* **What to work on**:
Restate each line of the listing exactly, without carrying over any pictures.

* **Exercise materials**:
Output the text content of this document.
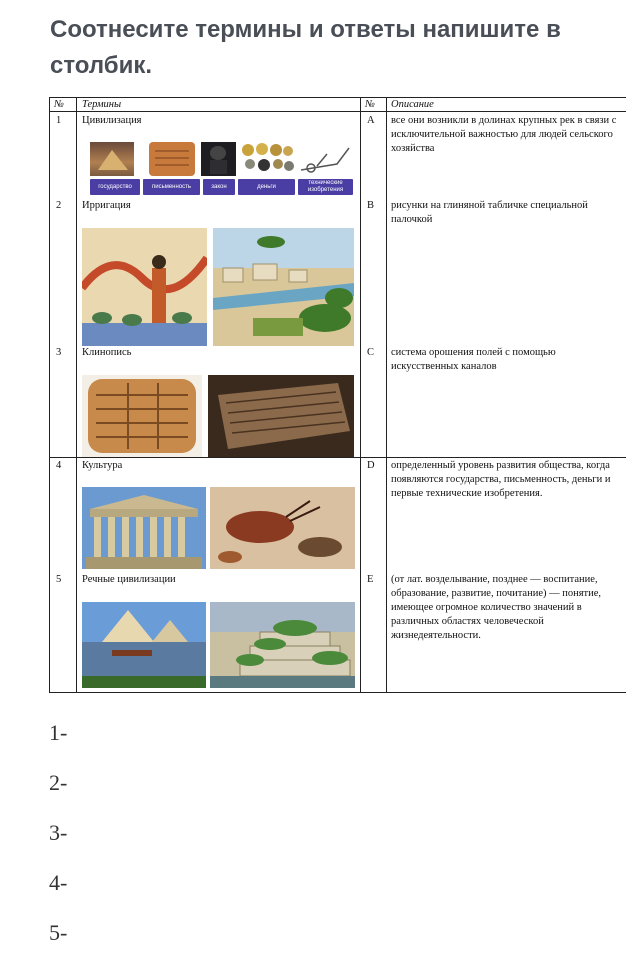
Соотнесите термины и ответы напишите в столбик.
№ Термины	№ Описание
1 Цивилизация	A все они возникли в долинах крупных рек в связи с исключительной важностью для людей сельского хозяйства
государство	письменность	закон	деньги
технические изобретения
2 Ирригация	B рисунки на глиняной табличке специальной палочкой
3 Клинопись	C система орошения полей с помощью искусственных каналов
4 Культура	D определенный уровень развития общества, когда появляются государства, письменность, деньги и первые технические изобретения.
5 Речные цивилизации	E (от лат. возделывание, позднее — воспитание, образование, развитие, почитание) — понятие, имеющее огромное количество значений в различных областях человеческой жизнедеятельности.
1-
2-
3-
4-
5-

* **Exercise result**:
Output the text content of this document.
Соотнесите термины и ответы напишите в столбик.
№ Термины	№ Описание
1 Цивилизация	A все они возникли в долинах крупных рек в связи с исключительной важностью для людей сельского хозяйства
государство	письменность	закон	деньги
технические изобретения
2 Ирригация	B рисунки на глиняной табличке специальной палочкой
3 Клинопись	C система орошения полей с помощью искусственных каналов
4 Культура	D определенный уровень развития общества, когда появляются государства, письменность, деньги и первые технические изобретения.
5 Речные цивилизации	E (от лат. возделывание, позднее — воспитание, образование, развитие, почитание) — понятие, имеющее огромное количество значений в различных областях человеческой жизнедеятельности.
1-
2-
3-
4-
5-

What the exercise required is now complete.